Of all the lines in this data, how many include "Informasi"? Respond with the number only.

*** TASK INPUTS

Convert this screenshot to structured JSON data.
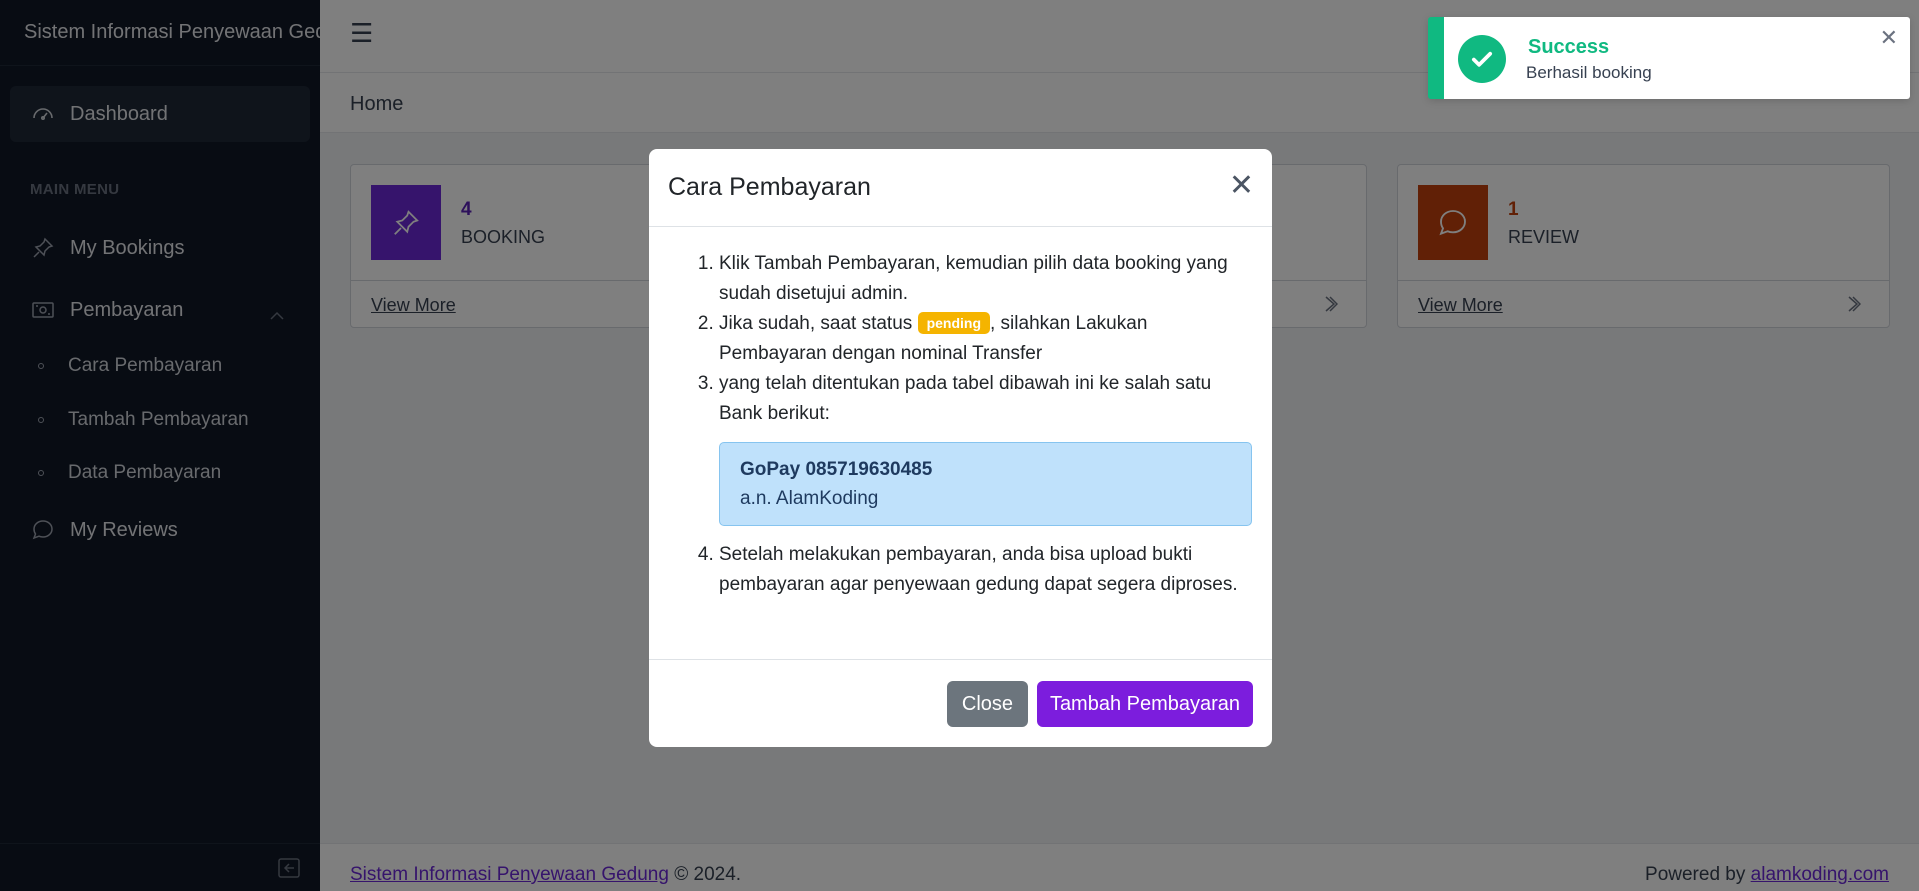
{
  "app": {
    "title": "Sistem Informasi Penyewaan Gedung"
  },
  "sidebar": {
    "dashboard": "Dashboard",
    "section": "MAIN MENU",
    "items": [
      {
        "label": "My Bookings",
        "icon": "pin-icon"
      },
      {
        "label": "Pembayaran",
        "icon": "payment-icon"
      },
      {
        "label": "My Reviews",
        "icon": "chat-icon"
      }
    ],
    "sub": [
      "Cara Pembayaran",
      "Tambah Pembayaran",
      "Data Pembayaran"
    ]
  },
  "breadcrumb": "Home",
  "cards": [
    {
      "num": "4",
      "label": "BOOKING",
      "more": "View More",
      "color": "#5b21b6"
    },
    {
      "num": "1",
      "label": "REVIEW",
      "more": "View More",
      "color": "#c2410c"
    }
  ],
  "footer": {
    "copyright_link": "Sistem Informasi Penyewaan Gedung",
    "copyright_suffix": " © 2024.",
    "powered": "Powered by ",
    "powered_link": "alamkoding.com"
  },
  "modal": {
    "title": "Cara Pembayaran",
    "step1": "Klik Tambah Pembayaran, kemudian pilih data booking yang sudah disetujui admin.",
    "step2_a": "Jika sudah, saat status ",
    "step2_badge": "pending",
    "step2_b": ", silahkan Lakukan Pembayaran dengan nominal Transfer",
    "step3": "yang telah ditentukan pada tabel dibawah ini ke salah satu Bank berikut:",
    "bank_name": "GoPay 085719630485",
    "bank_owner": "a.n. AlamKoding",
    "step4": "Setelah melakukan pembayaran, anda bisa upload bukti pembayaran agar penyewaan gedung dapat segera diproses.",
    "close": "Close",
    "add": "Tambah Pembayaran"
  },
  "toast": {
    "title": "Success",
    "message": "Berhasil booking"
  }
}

******
*** TASK INPUTS

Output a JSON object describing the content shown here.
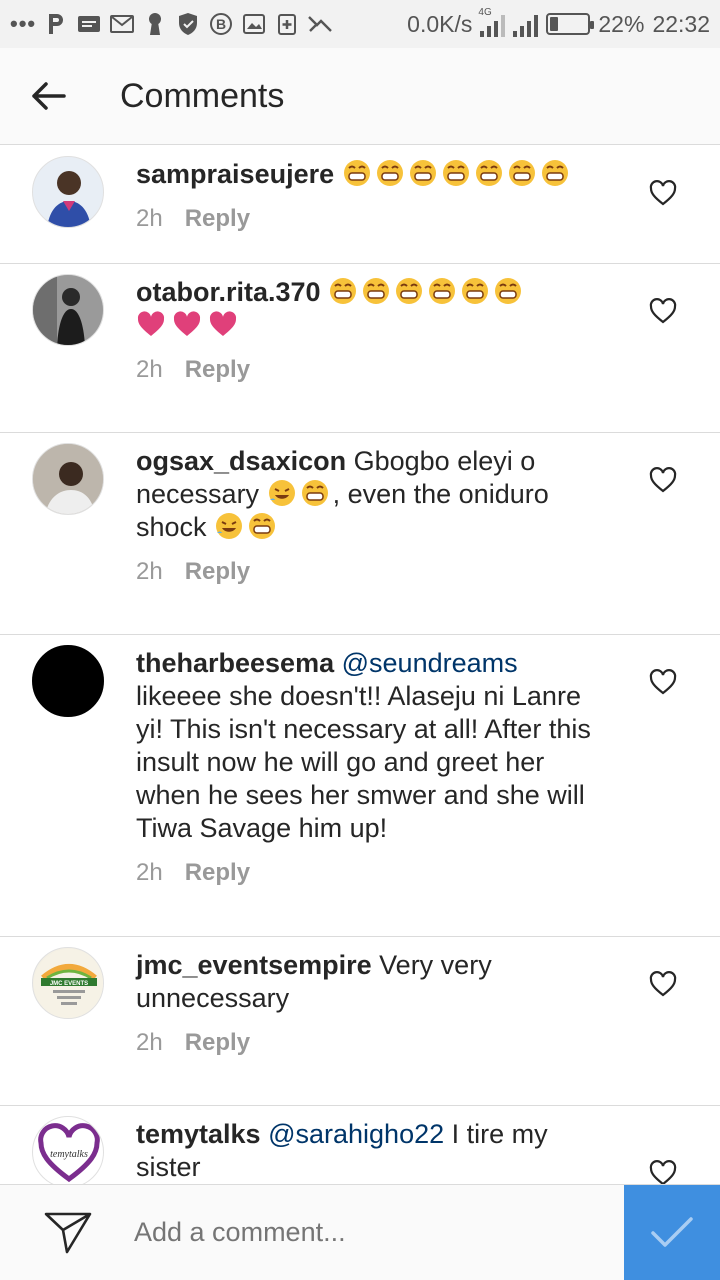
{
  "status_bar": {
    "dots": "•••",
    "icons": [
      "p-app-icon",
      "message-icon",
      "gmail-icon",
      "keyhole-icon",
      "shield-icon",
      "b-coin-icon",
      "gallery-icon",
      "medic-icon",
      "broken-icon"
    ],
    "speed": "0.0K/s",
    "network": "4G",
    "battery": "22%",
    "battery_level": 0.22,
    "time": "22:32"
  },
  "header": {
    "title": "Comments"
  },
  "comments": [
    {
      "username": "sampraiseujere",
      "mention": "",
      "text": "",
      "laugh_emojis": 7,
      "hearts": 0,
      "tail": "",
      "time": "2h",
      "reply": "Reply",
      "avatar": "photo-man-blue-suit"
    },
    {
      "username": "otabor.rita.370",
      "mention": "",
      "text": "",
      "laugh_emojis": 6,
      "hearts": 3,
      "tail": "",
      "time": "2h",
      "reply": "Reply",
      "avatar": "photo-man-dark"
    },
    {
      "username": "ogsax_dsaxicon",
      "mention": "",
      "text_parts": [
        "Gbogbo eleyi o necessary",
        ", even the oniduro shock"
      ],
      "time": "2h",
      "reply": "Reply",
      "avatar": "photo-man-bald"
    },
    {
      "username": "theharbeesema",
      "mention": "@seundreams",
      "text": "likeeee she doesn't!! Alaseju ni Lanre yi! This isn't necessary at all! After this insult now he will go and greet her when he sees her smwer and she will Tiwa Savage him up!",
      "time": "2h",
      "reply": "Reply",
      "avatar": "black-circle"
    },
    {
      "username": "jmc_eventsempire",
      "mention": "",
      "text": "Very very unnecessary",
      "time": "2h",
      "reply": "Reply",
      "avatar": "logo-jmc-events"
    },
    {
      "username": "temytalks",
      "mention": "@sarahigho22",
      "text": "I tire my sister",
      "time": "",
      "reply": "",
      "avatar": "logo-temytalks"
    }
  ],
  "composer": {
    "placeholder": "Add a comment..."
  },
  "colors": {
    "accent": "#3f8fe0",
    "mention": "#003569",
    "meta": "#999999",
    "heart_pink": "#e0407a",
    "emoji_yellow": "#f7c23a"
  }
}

******

> **ANSWER TO THIS PROBLEM**
2